[CHALLENGE]
Identify the lines containing the word "yandex". Copy each one.

╭─ DATA SHOWN

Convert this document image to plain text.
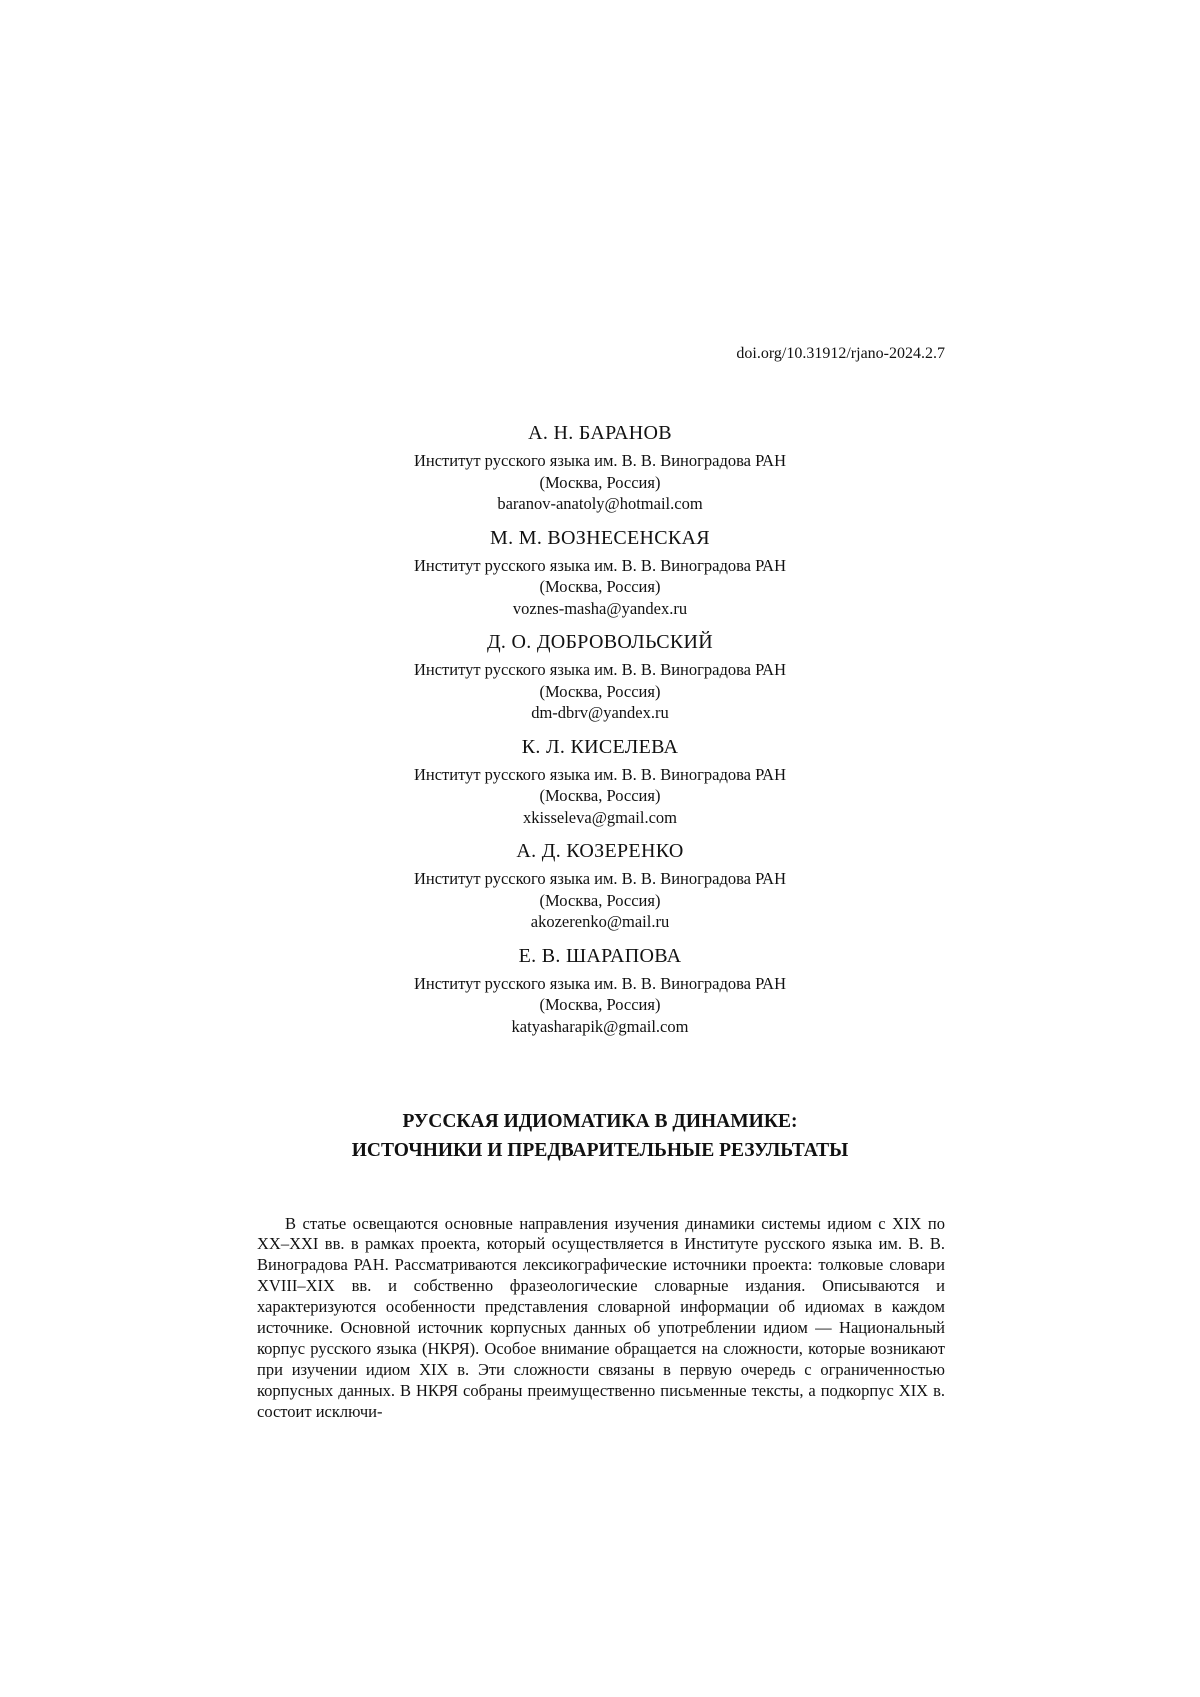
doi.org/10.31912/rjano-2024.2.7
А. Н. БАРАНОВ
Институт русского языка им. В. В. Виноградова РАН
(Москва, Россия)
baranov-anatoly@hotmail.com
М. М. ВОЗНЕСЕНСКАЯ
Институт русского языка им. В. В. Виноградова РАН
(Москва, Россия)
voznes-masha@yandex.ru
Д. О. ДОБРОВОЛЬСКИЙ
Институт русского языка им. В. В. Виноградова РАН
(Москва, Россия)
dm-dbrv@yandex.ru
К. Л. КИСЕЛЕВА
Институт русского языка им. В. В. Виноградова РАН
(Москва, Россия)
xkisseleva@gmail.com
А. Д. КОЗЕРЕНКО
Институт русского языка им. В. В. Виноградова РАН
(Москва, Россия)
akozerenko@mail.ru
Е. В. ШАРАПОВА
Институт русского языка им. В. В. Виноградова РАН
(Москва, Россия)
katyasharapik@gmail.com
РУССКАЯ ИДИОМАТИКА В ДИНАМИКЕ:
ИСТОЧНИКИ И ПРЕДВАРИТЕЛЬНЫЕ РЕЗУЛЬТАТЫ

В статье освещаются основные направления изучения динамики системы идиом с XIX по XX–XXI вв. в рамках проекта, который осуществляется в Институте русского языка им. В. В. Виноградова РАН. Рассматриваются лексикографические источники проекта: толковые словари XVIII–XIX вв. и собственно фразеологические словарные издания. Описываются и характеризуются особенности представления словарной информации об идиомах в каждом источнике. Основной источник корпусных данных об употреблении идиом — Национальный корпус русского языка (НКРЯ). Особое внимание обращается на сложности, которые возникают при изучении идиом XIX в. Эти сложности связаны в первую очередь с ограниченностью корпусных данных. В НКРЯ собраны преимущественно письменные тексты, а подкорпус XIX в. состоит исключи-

╰─
╭─ DATA SHOWN

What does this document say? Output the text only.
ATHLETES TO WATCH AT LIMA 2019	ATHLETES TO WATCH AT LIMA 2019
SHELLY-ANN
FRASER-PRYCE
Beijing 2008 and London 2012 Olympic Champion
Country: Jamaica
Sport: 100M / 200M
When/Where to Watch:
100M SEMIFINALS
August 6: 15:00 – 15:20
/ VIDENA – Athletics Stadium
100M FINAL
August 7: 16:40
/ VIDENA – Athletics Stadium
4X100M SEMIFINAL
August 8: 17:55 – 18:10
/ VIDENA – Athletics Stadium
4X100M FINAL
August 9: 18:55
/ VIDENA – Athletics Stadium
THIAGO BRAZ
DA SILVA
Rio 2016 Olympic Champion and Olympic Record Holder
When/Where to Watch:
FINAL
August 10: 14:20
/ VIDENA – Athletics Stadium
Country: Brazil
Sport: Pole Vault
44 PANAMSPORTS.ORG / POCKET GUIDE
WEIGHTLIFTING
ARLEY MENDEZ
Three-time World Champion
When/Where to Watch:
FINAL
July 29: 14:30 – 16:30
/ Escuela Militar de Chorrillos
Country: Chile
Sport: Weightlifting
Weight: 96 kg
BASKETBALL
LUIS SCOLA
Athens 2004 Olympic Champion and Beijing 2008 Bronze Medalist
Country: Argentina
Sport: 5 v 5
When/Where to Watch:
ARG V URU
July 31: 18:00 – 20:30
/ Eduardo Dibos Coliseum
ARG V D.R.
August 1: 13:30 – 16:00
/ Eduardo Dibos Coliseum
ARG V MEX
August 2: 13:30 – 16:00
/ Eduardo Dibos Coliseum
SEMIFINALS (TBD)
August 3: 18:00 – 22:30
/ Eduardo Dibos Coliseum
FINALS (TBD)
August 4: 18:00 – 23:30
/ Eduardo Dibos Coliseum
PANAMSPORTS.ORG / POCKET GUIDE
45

╰─

[EXPECTED ANSWER]
voznes-masha@yandex.ru
dm-dbrv@yandex.ru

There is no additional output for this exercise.